## Required action
Records follow. Select each line holding "invasion".
━━━━━ Information supplied
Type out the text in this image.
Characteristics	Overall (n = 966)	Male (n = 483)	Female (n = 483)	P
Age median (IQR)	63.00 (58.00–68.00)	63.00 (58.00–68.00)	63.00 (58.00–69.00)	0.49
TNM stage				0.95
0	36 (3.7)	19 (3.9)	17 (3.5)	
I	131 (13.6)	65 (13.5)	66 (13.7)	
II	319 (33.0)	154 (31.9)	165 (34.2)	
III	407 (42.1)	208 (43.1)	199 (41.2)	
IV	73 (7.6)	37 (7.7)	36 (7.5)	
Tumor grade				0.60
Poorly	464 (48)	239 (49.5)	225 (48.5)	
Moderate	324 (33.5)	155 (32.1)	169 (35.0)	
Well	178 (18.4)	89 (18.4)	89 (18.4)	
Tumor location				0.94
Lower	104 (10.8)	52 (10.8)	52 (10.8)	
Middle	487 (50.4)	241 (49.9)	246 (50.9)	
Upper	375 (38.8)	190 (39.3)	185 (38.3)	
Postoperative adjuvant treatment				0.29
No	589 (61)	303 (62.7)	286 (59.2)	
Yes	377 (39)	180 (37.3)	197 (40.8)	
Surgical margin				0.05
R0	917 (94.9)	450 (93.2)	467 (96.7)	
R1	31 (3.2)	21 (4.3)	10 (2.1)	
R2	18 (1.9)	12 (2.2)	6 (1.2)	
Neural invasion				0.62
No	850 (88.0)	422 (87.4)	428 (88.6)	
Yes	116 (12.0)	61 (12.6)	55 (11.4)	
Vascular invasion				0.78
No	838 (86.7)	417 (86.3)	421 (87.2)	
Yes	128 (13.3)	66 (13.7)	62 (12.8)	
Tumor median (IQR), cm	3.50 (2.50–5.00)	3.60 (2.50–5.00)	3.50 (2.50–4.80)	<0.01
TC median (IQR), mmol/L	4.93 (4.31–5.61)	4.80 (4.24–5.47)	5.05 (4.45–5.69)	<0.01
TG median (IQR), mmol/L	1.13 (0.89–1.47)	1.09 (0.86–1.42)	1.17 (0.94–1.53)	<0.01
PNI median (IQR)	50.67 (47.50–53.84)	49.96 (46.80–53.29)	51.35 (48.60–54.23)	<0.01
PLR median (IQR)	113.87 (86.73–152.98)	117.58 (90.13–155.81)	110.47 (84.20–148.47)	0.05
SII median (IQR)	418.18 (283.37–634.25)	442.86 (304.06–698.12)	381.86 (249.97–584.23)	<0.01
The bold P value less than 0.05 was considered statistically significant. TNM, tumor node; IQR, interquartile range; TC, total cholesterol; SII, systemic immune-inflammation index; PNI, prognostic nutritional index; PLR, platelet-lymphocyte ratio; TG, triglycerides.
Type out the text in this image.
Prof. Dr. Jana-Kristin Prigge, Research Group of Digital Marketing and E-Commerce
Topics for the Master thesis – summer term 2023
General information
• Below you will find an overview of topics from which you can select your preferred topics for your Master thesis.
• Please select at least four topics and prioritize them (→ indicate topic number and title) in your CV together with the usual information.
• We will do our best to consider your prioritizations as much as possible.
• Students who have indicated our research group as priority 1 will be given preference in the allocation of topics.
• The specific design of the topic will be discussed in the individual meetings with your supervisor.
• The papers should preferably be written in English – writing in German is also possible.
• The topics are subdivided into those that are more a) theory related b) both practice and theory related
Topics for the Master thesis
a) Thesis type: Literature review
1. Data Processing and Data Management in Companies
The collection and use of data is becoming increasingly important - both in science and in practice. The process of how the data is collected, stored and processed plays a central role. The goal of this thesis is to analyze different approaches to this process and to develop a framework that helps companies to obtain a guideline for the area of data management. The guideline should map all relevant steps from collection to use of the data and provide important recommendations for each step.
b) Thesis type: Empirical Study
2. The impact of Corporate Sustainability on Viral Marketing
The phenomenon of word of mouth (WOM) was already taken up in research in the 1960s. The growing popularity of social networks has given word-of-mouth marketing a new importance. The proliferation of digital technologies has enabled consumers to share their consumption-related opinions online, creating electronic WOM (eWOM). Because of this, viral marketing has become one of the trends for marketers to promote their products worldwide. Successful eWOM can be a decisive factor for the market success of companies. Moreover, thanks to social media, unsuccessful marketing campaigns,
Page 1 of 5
━━━━━━━━━━
## Response to this task
Neural invasion				0.62
Vascular invasion				0.78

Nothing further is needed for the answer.